=== Exercise brief ===
All lines of the data shown below should be output exactly as they stand.

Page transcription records
[Start of section]

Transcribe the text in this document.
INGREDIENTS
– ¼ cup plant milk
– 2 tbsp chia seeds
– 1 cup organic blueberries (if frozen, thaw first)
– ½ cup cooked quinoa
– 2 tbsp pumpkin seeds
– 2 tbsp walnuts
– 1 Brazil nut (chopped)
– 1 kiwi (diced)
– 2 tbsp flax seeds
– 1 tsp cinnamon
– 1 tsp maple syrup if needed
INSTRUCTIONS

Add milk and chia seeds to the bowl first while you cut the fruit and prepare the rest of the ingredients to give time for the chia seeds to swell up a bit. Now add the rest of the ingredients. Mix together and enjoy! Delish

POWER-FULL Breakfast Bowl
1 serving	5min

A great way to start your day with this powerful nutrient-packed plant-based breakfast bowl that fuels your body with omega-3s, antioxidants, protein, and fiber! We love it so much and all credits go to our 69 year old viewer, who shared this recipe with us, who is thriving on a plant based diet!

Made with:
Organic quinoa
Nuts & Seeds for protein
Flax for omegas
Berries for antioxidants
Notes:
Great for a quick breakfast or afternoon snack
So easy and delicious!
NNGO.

[End of section]

=== Answer to this task ===
Transcribe the text in this document.
INGREDIENTS
– ¼ cup plant milk
– 2 tbsp chia seeds
– 1 cup organic blueberries (if frozen, thaw first)
– ½ cup cooked quinoa
– 2 tbsp pumpkin seeds
– 2 tbsp walnuts
– 1 Brazil nut (chopped)
– 1 kiwi (diced)
– 2 tbsp flax seeds
– 1 tsp cinnamon
– 1 tsp maple syrup if needed
INSTRUCTIONS

Add milk and chia seeds to the bowl first while you cut the fruit and prepare the rest of the ingredients to give time for the chia seeds to swell up a bit. Now add the rest of the ingredients. Mix together and enjoy! Delish

POWER-FULL Breakfast Bowl
1 serving	5min

A great way to start your day with this powerful nutrient-packed plant-based breakfast bowl that fuels your body with omega-3s, antioxidants, protein, and fiber! We love it so much and all credits go to our 69 year old viewer, who shared this recipe with us, who is thriving on a plant based diet!

Made with:
Organic quinoa
Nuts & Seeds for protein
Flax for omegas
Berries for antioxidants
Notes:
Great for a quick breakfast or afternoon snack
So easy and delicious!
NNGO.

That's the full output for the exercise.